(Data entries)
++++++++
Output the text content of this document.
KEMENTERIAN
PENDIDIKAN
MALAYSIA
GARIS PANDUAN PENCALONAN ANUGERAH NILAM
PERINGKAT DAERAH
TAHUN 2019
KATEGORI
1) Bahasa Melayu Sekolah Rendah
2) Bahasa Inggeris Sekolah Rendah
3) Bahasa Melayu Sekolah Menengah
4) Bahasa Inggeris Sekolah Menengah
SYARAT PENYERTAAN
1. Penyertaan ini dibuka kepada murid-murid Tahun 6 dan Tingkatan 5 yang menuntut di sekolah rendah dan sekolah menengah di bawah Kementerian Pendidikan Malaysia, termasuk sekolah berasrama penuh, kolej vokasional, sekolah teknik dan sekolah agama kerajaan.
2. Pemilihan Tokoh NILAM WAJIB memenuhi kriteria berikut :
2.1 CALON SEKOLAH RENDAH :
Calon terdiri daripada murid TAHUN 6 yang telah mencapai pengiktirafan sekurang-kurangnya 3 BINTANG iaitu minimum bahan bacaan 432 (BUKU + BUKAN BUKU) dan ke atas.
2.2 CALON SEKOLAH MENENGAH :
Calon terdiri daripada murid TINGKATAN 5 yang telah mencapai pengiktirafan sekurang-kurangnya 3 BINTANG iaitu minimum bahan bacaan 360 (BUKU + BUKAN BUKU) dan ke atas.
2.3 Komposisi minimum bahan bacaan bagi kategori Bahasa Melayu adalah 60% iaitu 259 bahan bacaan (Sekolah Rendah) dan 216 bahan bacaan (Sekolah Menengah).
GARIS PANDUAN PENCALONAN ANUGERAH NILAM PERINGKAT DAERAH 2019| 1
++++++++
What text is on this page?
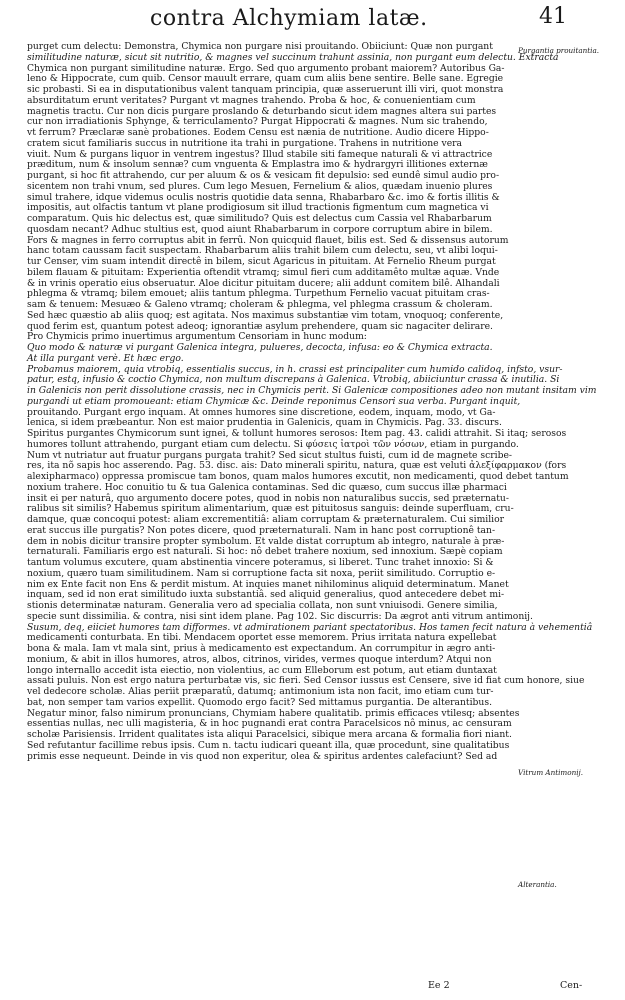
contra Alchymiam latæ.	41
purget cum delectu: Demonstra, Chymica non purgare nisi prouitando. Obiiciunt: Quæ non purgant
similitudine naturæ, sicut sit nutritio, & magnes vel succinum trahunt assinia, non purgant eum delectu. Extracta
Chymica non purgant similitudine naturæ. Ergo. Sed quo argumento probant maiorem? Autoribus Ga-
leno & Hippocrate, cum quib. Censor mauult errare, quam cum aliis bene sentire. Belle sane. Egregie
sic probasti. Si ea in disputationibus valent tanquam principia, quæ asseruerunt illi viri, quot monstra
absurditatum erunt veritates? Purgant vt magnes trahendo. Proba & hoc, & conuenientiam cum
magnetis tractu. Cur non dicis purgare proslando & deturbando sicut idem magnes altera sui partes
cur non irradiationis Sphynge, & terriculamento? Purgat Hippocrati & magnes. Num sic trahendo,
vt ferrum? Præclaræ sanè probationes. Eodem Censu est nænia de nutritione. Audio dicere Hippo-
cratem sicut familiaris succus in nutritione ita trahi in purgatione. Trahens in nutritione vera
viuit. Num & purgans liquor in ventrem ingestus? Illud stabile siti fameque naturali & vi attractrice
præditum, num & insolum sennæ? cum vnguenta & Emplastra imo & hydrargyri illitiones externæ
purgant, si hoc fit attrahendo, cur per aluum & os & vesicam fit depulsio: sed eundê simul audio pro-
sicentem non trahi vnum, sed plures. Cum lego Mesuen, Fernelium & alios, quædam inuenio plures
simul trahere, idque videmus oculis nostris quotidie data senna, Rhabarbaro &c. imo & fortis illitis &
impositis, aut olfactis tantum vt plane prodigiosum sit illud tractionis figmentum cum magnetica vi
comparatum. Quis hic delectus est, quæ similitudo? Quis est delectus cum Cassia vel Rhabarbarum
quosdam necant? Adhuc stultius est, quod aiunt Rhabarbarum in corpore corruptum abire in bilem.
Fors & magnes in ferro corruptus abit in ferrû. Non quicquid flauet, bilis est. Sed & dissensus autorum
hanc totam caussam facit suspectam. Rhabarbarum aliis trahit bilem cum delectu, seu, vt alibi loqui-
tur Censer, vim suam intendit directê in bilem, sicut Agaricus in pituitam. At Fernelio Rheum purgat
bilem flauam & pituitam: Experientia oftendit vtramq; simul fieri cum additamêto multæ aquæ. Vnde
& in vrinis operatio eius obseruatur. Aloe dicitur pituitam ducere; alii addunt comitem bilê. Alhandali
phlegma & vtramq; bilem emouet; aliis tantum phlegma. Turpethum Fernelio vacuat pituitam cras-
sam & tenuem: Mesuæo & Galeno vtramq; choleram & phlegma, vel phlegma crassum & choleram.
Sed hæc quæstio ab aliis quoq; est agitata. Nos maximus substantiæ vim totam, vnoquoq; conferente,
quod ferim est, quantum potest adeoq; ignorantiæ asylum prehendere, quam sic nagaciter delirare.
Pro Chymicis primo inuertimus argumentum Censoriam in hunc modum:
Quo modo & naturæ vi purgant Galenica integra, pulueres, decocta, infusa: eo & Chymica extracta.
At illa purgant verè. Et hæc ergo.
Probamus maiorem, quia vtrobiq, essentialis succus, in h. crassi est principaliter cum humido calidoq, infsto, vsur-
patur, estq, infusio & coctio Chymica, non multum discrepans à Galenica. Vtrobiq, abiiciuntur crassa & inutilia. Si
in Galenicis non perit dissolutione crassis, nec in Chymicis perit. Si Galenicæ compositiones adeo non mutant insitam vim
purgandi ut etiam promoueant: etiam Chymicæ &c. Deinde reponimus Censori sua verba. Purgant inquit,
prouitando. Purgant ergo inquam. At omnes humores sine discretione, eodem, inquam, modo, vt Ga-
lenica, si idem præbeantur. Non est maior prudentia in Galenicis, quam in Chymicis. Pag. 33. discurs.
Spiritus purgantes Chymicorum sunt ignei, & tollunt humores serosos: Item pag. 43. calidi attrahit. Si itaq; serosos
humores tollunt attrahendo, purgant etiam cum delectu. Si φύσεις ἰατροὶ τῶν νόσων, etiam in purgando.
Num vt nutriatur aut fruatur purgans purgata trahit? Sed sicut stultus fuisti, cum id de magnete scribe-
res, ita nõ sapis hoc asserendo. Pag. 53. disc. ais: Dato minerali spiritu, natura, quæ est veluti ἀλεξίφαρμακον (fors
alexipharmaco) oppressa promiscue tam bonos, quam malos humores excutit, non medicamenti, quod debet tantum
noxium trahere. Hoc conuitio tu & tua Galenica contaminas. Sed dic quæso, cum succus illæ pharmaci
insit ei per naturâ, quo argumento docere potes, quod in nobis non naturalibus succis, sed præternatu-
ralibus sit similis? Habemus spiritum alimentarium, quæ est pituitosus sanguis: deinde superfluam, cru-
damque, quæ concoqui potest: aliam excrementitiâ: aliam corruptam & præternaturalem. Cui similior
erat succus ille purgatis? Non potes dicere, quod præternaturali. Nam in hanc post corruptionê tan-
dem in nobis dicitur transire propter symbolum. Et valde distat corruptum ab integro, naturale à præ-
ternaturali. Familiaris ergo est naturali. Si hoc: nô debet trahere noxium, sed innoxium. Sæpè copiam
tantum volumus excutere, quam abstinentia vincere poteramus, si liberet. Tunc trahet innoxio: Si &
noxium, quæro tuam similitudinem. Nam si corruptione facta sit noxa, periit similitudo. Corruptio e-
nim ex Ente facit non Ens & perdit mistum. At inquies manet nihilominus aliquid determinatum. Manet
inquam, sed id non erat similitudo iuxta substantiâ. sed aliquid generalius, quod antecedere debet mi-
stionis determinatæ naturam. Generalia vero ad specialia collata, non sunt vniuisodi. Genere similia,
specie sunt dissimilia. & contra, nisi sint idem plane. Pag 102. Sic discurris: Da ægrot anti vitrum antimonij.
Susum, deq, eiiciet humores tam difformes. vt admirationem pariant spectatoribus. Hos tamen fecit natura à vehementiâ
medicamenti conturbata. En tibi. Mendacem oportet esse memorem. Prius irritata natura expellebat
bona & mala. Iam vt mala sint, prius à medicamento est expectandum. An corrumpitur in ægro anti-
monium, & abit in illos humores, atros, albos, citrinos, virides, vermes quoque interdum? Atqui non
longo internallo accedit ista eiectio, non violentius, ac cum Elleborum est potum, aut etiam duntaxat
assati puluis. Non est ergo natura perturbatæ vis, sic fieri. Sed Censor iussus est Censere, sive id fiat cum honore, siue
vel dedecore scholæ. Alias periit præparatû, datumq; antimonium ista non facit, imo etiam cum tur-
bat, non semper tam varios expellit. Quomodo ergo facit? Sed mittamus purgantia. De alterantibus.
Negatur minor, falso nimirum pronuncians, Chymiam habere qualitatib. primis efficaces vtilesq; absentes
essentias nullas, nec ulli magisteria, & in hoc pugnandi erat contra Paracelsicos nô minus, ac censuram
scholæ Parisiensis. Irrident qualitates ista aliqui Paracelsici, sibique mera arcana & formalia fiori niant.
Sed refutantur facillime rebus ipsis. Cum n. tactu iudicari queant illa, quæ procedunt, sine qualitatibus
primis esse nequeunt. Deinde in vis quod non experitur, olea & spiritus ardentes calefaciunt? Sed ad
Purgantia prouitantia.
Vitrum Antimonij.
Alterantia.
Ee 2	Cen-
++++++++
TO DO » Point out every line holding the string "PANDUAN" and copy it.

RESULT OF THE EXERCISE »
GARIS PANDUAN PENCALONAN ANUGERAH NILAM
GARIS PANDUAN PENCALONAN ANUGERAH NILAM PERINGKAT DAERAH 2019| 1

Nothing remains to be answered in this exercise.